What the task asks:
Gather each line in the entries that includes the string "icon".

Items:
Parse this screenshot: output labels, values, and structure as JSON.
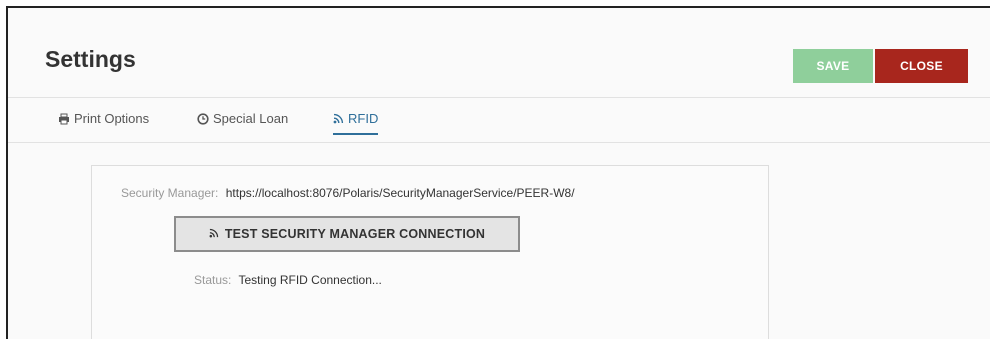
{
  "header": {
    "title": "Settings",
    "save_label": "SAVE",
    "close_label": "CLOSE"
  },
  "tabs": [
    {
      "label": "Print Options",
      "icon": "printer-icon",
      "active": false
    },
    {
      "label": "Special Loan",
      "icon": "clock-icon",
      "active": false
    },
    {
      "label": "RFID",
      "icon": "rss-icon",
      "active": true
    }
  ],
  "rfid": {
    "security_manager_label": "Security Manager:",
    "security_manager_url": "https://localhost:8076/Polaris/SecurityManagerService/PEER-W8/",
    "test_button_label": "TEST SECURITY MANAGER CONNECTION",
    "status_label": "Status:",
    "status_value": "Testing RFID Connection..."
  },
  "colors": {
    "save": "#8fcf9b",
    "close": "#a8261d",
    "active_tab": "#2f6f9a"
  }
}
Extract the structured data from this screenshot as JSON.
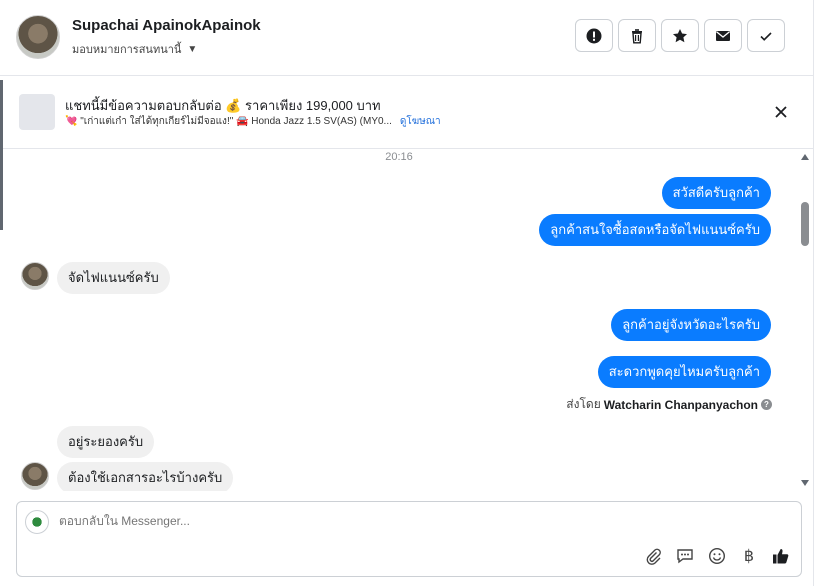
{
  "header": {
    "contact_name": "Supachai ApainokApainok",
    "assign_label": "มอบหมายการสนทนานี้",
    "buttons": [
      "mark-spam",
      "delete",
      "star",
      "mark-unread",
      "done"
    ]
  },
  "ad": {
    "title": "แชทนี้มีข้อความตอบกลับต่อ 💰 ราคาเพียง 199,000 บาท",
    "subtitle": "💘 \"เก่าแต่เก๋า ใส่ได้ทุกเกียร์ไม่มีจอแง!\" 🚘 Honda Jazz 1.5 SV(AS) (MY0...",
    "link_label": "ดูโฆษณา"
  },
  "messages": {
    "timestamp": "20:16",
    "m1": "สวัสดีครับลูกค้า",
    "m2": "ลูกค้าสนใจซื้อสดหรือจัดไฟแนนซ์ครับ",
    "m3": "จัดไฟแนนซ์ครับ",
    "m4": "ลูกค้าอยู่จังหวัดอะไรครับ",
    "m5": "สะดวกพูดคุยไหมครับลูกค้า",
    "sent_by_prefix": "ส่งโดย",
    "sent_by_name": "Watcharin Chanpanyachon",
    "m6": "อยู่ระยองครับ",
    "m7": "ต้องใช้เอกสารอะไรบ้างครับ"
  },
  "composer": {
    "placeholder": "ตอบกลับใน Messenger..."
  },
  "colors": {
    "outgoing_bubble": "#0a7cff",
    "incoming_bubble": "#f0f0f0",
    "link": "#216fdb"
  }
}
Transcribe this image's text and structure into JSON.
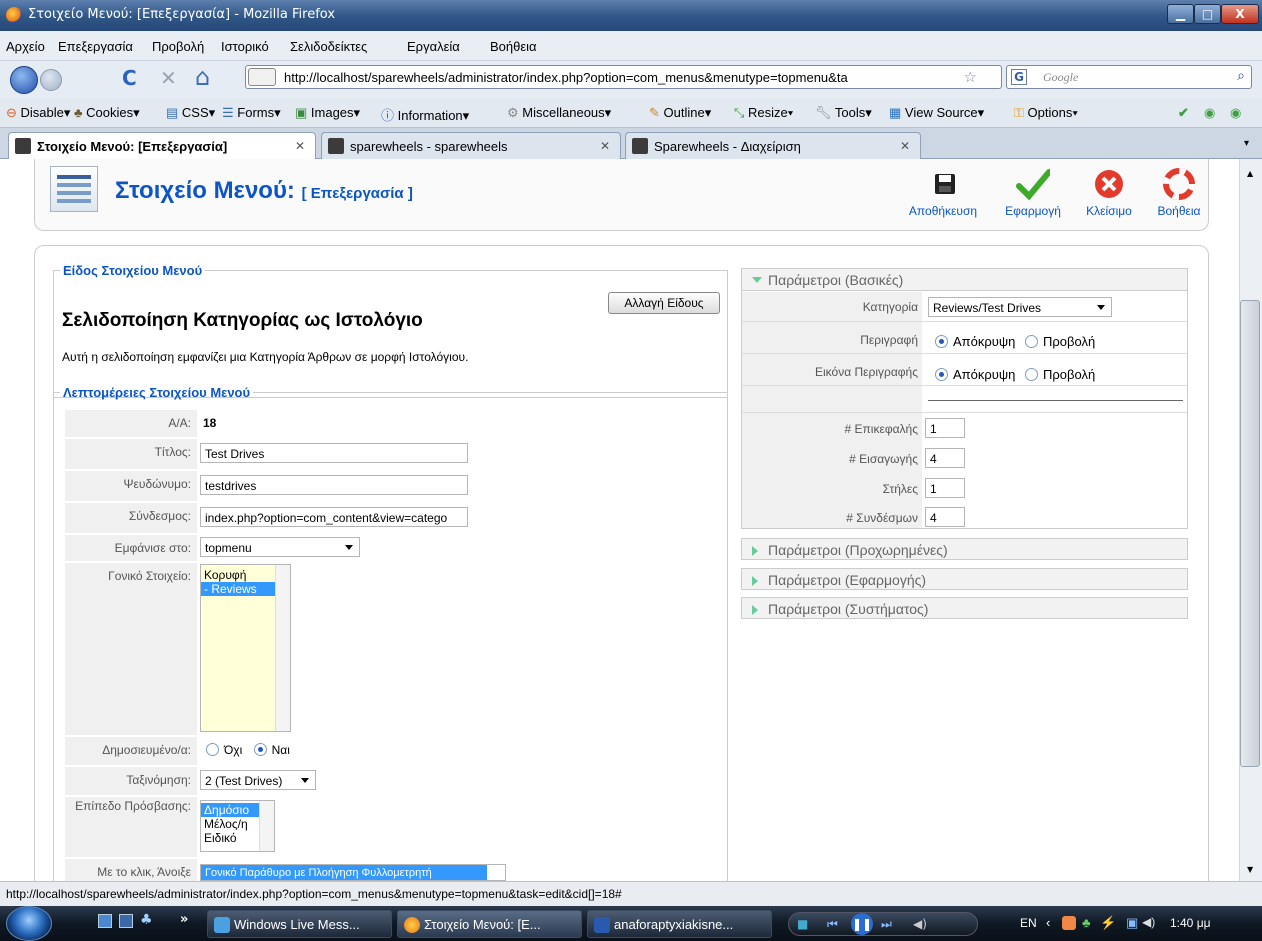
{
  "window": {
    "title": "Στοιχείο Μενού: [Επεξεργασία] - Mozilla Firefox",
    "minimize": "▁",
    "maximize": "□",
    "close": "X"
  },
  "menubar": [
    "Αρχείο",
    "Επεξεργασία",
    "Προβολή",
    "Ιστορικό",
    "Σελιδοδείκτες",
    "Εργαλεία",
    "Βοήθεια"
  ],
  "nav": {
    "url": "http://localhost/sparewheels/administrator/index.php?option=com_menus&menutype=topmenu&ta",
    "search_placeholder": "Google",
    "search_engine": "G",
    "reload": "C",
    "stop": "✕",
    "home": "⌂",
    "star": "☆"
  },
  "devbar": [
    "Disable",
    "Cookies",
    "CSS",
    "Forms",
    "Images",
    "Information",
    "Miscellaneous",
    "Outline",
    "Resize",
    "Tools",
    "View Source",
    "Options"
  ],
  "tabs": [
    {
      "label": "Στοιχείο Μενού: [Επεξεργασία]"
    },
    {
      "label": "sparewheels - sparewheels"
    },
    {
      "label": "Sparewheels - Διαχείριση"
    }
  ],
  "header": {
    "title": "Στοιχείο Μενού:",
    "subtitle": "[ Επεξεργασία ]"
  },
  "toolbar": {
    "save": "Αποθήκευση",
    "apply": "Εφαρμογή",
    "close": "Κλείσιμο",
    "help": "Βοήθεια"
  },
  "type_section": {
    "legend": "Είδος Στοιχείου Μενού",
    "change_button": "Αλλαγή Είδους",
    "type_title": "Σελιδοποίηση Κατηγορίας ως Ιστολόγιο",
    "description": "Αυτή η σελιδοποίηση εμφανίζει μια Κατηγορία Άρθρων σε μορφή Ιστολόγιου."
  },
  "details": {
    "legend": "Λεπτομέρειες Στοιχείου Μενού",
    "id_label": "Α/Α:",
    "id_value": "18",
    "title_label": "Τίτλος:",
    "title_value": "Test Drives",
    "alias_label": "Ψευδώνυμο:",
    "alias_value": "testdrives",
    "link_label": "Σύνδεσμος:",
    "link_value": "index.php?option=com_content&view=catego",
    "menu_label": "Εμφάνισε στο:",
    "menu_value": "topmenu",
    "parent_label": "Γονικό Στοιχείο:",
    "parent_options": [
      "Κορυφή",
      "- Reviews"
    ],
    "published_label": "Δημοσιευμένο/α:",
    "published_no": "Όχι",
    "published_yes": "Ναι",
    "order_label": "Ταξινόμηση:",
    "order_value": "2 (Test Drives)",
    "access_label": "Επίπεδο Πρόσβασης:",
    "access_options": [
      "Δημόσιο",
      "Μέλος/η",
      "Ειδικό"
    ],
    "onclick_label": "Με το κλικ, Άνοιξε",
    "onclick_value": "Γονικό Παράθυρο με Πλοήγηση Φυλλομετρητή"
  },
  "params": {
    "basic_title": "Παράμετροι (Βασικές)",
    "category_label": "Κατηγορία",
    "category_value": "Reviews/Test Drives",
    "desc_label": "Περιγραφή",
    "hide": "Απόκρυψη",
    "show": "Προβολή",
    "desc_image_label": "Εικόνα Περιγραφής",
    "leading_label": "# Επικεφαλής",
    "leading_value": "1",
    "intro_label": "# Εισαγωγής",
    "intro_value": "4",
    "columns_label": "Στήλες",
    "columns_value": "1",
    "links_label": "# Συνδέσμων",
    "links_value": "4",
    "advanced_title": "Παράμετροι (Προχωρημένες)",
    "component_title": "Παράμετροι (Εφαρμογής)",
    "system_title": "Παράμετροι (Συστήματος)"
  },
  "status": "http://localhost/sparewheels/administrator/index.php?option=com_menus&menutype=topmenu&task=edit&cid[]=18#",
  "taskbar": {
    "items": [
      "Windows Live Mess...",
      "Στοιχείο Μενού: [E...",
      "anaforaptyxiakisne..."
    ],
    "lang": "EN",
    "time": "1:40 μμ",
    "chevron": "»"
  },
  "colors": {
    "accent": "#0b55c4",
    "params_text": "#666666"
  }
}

Answer to this task:
      "icon": "printer-icon",
      "icon": "clock-icon",
      "icon": "rss-icon",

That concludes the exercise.